→ **Objective**
Copy out each line of the listing that has the word "empleos" in it.

Collected data entries:
-- START --
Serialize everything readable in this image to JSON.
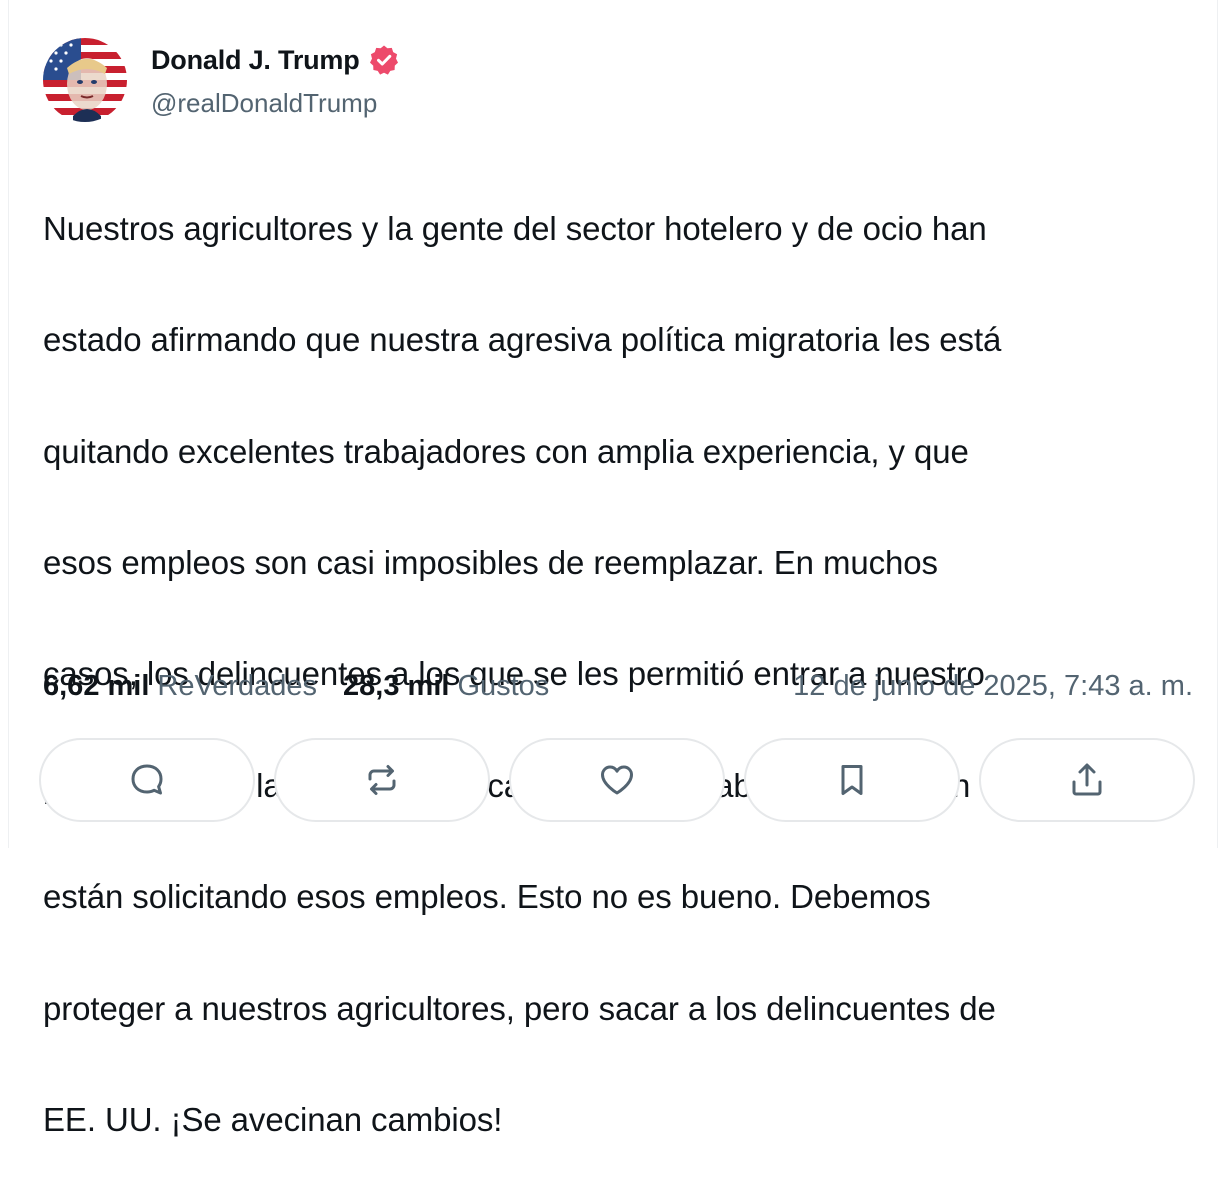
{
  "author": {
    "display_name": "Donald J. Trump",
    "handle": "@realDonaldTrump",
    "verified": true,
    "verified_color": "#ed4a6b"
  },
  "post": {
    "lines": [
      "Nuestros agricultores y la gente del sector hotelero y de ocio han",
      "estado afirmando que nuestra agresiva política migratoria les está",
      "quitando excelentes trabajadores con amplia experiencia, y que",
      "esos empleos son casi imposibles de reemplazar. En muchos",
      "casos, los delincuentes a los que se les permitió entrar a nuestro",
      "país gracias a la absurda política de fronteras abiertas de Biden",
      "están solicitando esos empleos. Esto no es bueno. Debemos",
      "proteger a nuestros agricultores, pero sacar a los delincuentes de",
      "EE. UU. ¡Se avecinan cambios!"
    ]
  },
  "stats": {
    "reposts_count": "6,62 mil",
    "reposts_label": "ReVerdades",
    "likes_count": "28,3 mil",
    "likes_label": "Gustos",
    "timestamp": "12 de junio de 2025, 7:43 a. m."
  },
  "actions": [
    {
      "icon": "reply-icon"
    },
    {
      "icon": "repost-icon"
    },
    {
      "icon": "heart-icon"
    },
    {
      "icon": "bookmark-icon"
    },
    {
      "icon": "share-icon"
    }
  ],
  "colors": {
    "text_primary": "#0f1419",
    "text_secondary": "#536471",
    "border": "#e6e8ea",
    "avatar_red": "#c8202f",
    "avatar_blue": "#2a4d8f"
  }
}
-- END --
→ **The solution**
      "esos empleos son casi imposibles de reemplazar. En muchos",
      "están solicitando esos empleos. Esto no es bueno. Debemos",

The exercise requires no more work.